_Task to complete_
Copy out each line of the data that holds the word "Residuals".

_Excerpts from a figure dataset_
##############################
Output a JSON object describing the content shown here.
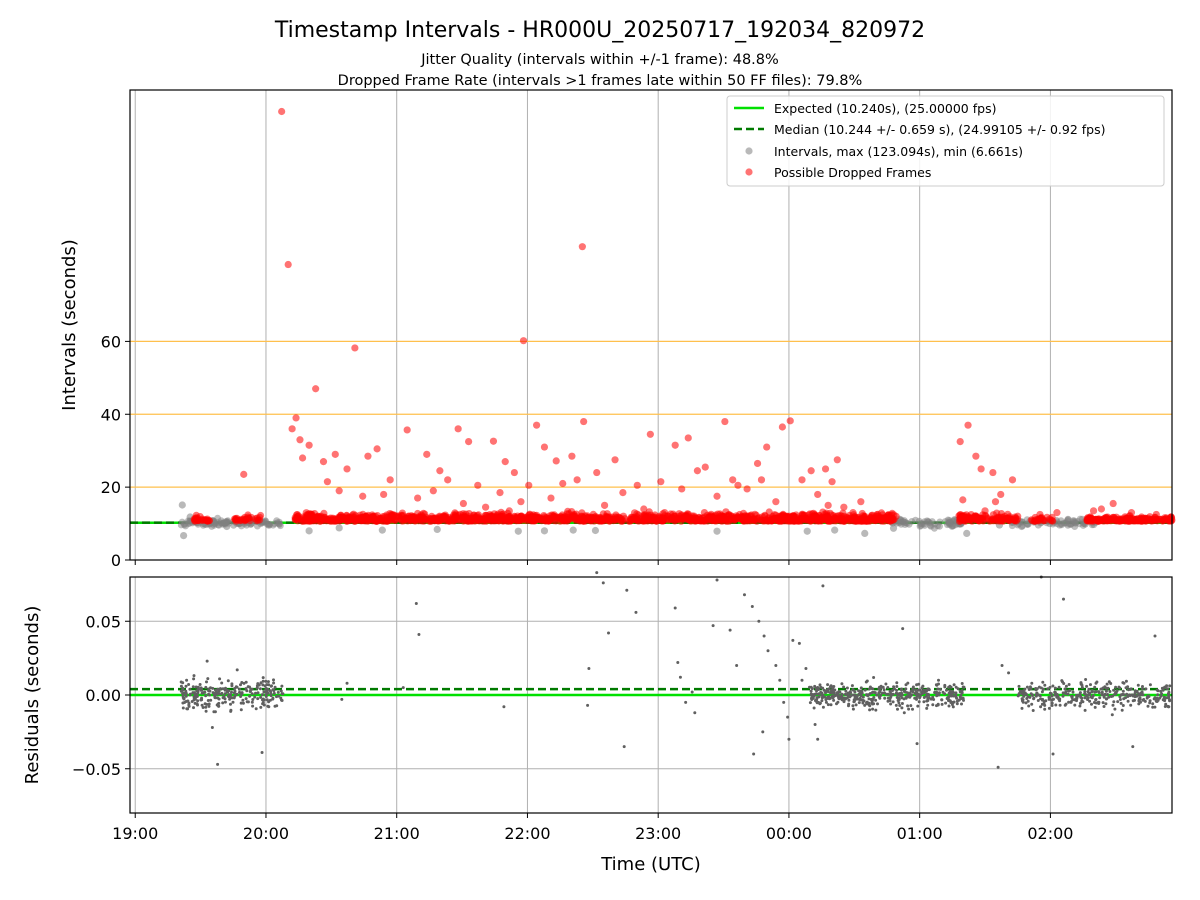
{
  "chart_data": [
    {
      "type": "scatter",
      "title": "Timestamp Intervals - HR000U_20250717_192034_820972",
      "subtitle_lines": [
        "Jitter Quality (intervals within +/-1 frame): 48.8%",
        "Dropped Frame Rate (intervals >1 frames late within 50 FF files): 79.8%"
      ],
      "ylabel": "Intervals (seconds)",
      "ylim": [
        0,
        129
      ],
      "yticks": [
        0,
        20,
        40,
        60
      ],
      "ytick_labels": [
        "0",
        "20",
        "40",
        "60"
      ],
      "x_range_hours": [
        18.96,
        26.93
      ],
      "grid": "vertical lines at hour ticks; horizontal reference lines at 20, 40, 60",
      "hlines": [
        {
          "y": 20,
          "color": "#ffc04d"
        },
        {
          "y": 40,
          "color": "#ffc04d"
        },
        {
          "y": 60,
          "color": "#ffc04d"
        }
      ],
      "expected_line": {
        "y": 10.24,
        "color": "#00e000"
      },
      "median_line": {
        "y": 10.244,
        "color": "#007a00",
        "dash": "dashed"
      },
      "legend_position": "top-right",
      "legend": [
        {
          "label": "Expected (10.240s), (25.00000 fps)",
          "kind": "line",
          "color": "#00e000"
        },
        {
          "label": "Median (10.244 +/- 0.659 s), (24.99105 +/- 0.92 fps)",
          "kind": "dashed-line",
          "color": "#007a00"
        },
        {
          "label": "Intervals, max (123.094s), min (6.661s)",
          "kind": "marker",
          "color": "#808080"
        },
        {
          "label": "Possible Dropped Frames",
          "kind": "marker",
          "color": "#ff0000"
        }
      ],
      "series": [
        {
          "name": "Possible Dropped Frames (outliers)",
          "color": "#ff0000",
          "points": [
            [
              20.12,
              123.1
            ],
            [
              20.17,
              81.1
            ],
            [
              20.23,
              39.0
            ],
            [
              20.2,
              36.0
            ],
            [
              20.26,
              33.0
            ],
            [
              20.38,
              47.0
            ],
            [
              20.68,
              58.2
            ],
            [
              21.97,
              60.2
            ],
            [
              22.42,
              86.0
            ],
            [
              20.28,
              28.0
            ],
            [
              20.33,
              31.5
            ],
            [
              20.44,
              27.0
            ],
            [
              20.53,
              29.0
            ],
            [
              20.62,
              25.0
            ],
            [
              20.78,
              28.5
            ],
            [
              20.85,
              30.5
            ],
            [
              20.95,
              22.0
            ],
            [
              21.08,
              35.7
            ],
            [
              21.23,
              29.0
            ],
            [
              21.33,
              24.5
            ],
            [
              21.47,
              36.0
            ],
            [
              21.55,
              32.5
            ],
            [
              21.62,
              20.5
            ],
            [
              21.74,
              32.6
            ],
            [
              21.83,
              27.0
            ],
            [
              21.9,
              24.0
            ],
            [
              22.07,
              37.0
            ],
            [
              22.13,
              31.0
            ],
            [
              22.22,
              27.2
            ],
            [
              22.34,
              28.5
            ],
            [
              22.43,
              38.0
            ],
            [
              22.53,
              24.0
            ],
            [
              22.67,
              27.5
            ],
            [
              22.84,
              20.5
            ],
            [
              22.94,
              34.5
            ],
            [
              23.13,
              31.5
            ],
            [
              23.23,
              33.5
            ],
            [
              23.36,
              25.5
            ],
            [
              23.51,
              38.0
            ],
            [
              23.61,
              20.5
            ],
            [
              23.76,
              26.5
            ],
            [
              23.83,
              31.0
            ],
            [
              23.95,
              36.5
            ],
            [
              24.01,
              38.2
            ],
            [
              24.17,
              24.5
            ],
            [
              24.28,
              25.0
            ],
            [
              24.37,
              27.5
            ],
            [
              24.55,
              16.0
            ],
            [
              25.31,
              32.5
            ],
            [
              25.37,
              37.0
            ],
            [
              25.43,
              28.5
            ],
            [
              25.47,
              25.0
            ],
            [
              25.56,
              24.0
            ],
            [
              25.62,
              18.0
            ],
            [
              25.71,
              22.0
            ],
            [
              19.83,
              23.5
            ],
            [
              20.47,
              21.5
            ],
            [
              20.56,
              19.0
            ],
            [
              20.74,
              17.5
            ],
            [
              20.9,
              18.0
            ],
            [
              21.16,
              17.0
            ],
            [
              21.28,
              19.0
            ],
            [
              21.39,
              22.0
            ],
            [
              21.51,
              15.5
            ],
            [
              21.68,
              14.5
            ],
            [
              21.79,
              18.5
            ],
            [
              21.95,
              16.0
            ],
            [
              22.01,
              20.5
            ],
            [
              22.18,
              17.0
            ],
            [
              22.27,
              21.0
            ],
            [
              22.38,
              22.0
            ],
            [
              22.59,
              15.0
            ],
            [
              22.73,
              18.5
            ],
            [
              22.89,
              14.0
            ],
            [
              23.02,
              21.5
            ],
            [
              23.18,
              19.5
            ],
            [
              23.3,
              24.5
            ],
            [
              23.45,
              17.5
            ],
            [
              23.57,
              22.0
            ],
            [
              23.68,
              19.5
            ],
            [
              23.79,
              22.0
            ],
            [
              23.9,
              16.0
            ],
            [
              24.1,
              22.0
            ],
            [
              24.22,
              18.0
            ],
            [
              24.33,
              21.5
            ],
            [
              24.42,
              14.5
            ],
            [
              25.33,
              16.5
            ],
            [
              25.5,
              13.5
            ],
            [
              25.58,
              16.0
            ],
            [
              25.92,
              12.5
            ],
            [
              26.05,
              13.0
            ],
            [
              26.39,
              14.0
            ],
            [
              26.48,
              15.5
            ],
            [
              26.62,
              13.0
            ],
            [
              26.81,
              12.5
            ],
            [
              26.33,
              13.5
            ],
            [
              25.75,
              12.0
            ],
            [
              24.68,
              12.0
            ],
            [
              24.49,
              13.0
            ],
            [
              24.3,
              15.0
            ]
          ]
        },
        {
          "name": "Intervals (gray outliers)",
          "color": "#808080",
          "points": [
            [
              19.36,
              15.1
            ],
            [
              19.37,
              6.7
            ],
            [
              19.42,
              11.8
            ],
            [
              19.52,
              10.0
            ],
            [
              19.7,
              9.2
            ],
            [
              19.97,
              10.5
            ],
            [
              20.33,
              8.0
            ],
            [
              20.56,
              8.8
            ],
            [
              20.89,
              8.2
            ],
            [
              21.31,
              8.4
            ],
            [
              21.93,
              7.9
            ],
            [
              22.13,
              8.0
            ],
            [
              22.35,
              8.2
            ],
            [
              22.52,
              8.1
            ],
            [
              23.45,
              7.9
            ],
            [
              24.14,
              7.9
            ],
            [
              24.35,
              8.2
            ],
            [
              24.58,
              7.3
            ],
            [
              24.8,
              8.7
            ],
            [
              25.01,
              9.5
            ],
            [
              25.36,
              7.3
            ],
            [
              25.61,
              9.6
            ],
            [
              25.78,
              9.2
            ]
          ]
        }
      ]
    },
    {
      "type": "scatter",
      "xlabel": "Time (UTC)",
      "ylabel": "Residuals (seconds)",
      "ylim": [
        -0.08,
        0.08
      ],
      "yticks": [
        -0.05,
        0.0,
        0.05
      ],
      "ytick_labels": [
        "−0.05",
        "0.00",
        "0.05"
      ],
      "xticks_hours": [
        19,
        20,
        21,
        22,
        23,
        24,
        25,
        26
      ],
      "xtick_labels": [
        "19:00",
        "20:00",
        "21:00",
        "22:00",
        "23:00",
        "00:00",
        "01:00",
        "02:00"
      ],
      "grid": "on",
      "expected_line": {
        "y": 0.0,
        "color": "#00e000"
      },
      "median_line": {
        "y": 0.004,
        "color": "#007a00",
        "dash": "dashed"
      },
      "series": [
        {
          "name": "Residuals",
          "color": "#606060",
          "clusters": [
            {
              "x_range": [
                19.35,
                20.13
              ],
              "count": 260,
              "spread": 0.009
            },
            {
              "x_range": [
                24.15,
                25.34
              ],
              "count": 420,
              "spread": 0.008
            },
            {
              "x_range": [
                25.75,
                26.93
              ],
              "count": 340,
              "spread": 0.008
            }
          ],
          "points": [
            [
              19.42,
              0.0
            ],
            [
              19.55,
              0.023
            ],
            [
              19.63,
              -0.047
            ],
            [
              19.97,
              -0.039
            ],
            [
              19.78,
              0.017
            ],
            [
              19.59,
              -0.022
            ],
            [
              20.62,
              0.008
            ],
            [
              20.58,
              -0.003
            ],
            [
              21.05,
              0.005
            ],
            [
              21.15,
              0.062
            ],
            [
              21.17,
              0.041
            ],
            [
              21.82,
              -0.008
            ],
            [
              22.46,
              -0.007
            ],
            [
              22.47,
              0.018
            ],
            [
              22.53,
              0.083
            ],
            [
              22.58,
              0.076
            ],
            [
              22.62,
              0.042
            ],
            [
              22.74,
              -0.035
            ],
            [
              22.76,
              0.071
            ],
            [
              22.83,
              0.056
            ],
            [
              23.13,
              0.059
            ],
            [
              23.15,
              0.022
            ],
            [
              23.17,
              0.012
            ],
            [
              23.21,
              -0.005
            ],
            [
              23.26,
              0.002
            ],
            [
              23.28,
              -0.012
            ],
            [
              23.42,
              0.047
            ],
            [
              23.45,
              0.078
            ],
            [
              23.55,
              0.044
            ],
            [
              23.6,
              0.02
            ],
            [
              23.66,
              0.068
            ],
            [
              23.72,
              0.06
            ],
            [
              23.77,
              0.05
            ],
            [
              23.81,
              0.04
            ],
            [
              23.84,
              0.03
            ],
            [
              23.9,
              0.02
            ],
            [
              23.93,
              0.01
            ],
            [
              23.96,
              -0.005
            ],
            [
              23.99,
              -0.015
            ],
            [
              23.73,
              -0.04
            ],
            [
              23.8,
              -0.025
            ],
            [
              24.03,
              0.037
            ],
            [
              24.08,
              0.035
            ],
            [
              24.26,
              0.074
            ],
            [
              24.22,
              -0.03
            ],
            [
              24.0,
              -0.03
            ],
            [
              24.1,
              0.01
            ],
            [
              24.13,
              0.018
            ],
            [
              24.2,
              -0.02
            ],
            [
              24.87,
              0.045
            ],
            [
              24.98,
              -0.033
            ],
            [
              25.6,
              -0.049
            ],
            [
              25.63,
              0.02
            ],
            [
              25.68,
              0.015
            ],
            [
              26.1,
              0.065
            ],
            [
              26.63,
              -0.035
            ],
            [
              26.8,
              0.04
            ],
            [
              26.02,
              -0.04
            ],
            [
              25.93,
              0.08
            ]
          ]
        }
      ]
    }
  ]
}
##############################
_Output of the exercise_
      "ylabel": "Residuals (seconds)",
          "name": "Residuals",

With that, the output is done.